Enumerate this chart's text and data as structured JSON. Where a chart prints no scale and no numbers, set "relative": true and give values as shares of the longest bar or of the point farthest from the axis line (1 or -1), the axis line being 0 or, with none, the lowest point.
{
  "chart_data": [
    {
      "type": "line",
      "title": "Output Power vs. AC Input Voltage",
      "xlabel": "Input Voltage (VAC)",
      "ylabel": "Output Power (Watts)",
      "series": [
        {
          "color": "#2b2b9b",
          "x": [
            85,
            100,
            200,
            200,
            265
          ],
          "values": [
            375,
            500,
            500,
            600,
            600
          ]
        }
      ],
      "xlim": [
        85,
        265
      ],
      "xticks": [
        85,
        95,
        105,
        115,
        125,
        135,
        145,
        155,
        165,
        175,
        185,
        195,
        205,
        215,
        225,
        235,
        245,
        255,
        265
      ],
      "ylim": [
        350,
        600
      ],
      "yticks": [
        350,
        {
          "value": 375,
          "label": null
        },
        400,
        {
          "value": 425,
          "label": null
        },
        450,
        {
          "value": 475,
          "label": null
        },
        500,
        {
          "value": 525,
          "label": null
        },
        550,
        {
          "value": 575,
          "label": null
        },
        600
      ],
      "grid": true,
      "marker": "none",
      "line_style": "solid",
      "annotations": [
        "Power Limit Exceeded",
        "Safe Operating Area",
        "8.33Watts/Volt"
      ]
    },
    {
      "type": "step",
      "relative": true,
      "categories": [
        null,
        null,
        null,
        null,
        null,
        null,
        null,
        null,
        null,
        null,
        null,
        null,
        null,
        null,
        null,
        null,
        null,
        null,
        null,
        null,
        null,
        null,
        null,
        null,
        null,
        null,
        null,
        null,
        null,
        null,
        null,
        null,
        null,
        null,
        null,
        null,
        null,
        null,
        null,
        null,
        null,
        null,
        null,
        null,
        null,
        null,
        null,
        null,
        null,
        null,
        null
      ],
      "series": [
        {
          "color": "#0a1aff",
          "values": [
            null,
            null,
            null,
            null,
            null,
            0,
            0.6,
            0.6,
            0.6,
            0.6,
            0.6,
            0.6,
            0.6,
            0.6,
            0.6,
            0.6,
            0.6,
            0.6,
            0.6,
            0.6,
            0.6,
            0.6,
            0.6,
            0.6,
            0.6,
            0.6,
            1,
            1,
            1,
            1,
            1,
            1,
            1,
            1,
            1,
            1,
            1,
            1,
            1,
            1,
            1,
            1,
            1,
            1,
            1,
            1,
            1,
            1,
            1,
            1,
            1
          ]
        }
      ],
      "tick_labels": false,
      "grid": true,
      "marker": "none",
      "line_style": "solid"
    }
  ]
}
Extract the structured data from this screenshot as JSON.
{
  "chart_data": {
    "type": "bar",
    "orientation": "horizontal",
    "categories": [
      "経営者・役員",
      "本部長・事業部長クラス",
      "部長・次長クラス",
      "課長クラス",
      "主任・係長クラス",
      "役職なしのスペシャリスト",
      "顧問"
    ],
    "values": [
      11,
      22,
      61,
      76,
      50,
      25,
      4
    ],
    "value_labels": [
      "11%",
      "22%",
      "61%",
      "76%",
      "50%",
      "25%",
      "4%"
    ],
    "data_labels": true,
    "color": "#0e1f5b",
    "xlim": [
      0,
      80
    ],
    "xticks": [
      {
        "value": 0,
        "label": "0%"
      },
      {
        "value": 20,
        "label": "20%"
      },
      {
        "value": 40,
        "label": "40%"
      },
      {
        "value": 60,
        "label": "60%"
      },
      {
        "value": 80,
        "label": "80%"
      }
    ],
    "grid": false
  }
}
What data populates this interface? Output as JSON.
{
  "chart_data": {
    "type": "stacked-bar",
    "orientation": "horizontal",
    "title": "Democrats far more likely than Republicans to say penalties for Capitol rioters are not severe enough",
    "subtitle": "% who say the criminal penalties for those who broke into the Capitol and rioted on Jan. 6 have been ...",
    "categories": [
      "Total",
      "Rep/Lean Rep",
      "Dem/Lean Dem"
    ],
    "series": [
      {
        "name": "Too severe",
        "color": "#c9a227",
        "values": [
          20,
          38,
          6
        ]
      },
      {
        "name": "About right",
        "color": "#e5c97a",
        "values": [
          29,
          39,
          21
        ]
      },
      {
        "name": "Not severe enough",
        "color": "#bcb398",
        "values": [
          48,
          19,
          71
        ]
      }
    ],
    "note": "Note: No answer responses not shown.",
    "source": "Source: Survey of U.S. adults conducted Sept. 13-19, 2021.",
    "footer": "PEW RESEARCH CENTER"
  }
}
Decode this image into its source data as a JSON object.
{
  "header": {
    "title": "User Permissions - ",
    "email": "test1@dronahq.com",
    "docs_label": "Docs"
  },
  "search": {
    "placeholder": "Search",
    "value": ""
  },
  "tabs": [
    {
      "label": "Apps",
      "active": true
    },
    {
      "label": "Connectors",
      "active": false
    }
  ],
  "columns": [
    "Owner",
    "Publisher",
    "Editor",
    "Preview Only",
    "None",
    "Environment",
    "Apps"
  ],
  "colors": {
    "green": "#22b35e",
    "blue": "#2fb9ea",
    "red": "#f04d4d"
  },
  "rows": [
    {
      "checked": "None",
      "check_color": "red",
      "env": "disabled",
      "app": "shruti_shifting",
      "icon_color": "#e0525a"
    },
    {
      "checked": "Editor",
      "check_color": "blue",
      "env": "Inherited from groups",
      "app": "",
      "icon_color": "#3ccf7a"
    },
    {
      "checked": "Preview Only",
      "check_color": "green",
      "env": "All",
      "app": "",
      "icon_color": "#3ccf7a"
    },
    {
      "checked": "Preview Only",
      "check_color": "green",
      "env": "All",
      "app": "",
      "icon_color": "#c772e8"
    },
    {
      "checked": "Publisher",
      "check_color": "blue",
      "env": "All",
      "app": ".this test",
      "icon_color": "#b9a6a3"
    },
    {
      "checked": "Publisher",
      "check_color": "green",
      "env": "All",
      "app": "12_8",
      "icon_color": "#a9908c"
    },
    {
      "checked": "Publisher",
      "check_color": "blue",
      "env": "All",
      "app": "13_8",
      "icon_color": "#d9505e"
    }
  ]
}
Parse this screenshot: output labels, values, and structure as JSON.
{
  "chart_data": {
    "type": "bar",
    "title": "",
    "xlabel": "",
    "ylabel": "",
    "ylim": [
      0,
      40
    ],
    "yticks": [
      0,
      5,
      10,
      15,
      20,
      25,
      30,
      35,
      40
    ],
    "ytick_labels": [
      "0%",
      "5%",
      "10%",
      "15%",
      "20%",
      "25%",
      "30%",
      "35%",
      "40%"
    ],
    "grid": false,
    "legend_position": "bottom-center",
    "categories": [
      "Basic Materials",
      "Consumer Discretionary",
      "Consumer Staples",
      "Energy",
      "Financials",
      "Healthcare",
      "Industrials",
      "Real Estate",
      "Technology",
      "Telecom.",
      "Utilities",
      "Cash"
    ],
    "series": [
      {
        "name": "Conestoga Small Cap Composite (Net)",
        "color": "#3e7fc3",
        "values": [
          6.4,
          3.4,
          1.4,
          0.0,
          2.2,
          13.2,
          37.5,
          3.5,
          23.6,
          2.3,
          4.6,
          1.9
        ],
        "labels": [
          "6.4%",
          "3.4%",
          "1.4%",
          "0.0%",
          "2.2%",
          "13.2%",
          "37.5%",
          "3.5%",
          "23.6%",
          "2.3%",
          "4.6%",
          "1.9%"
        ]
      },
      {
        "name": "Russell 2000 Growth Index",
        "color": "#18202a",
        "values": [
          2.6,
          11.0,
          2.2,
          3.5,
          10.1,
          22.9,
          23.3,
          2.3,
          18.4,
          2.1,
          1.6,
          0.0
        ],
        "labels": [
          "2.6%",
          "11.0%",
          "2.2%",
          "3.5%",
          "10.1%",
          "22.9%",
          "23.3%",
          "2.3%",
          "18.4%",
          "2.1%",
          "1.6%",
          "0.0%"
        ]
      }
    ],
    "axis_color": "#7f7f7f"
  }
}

_ _ _

Search the listing for the word "from" and return each line that holds it.

## EXPECTED ANSWER
Enumerate this chart's text and data as structured JSON. Where a chart prints no scale and no numbers, set "relative": true and give values as shares of the longest bar or of the point farthest from the axis line (1 or -1), the axis line being 0 or, with none, the lowest point.
Extract the structured data from this screenshot as JSON.
      "env": "Inherited from groups",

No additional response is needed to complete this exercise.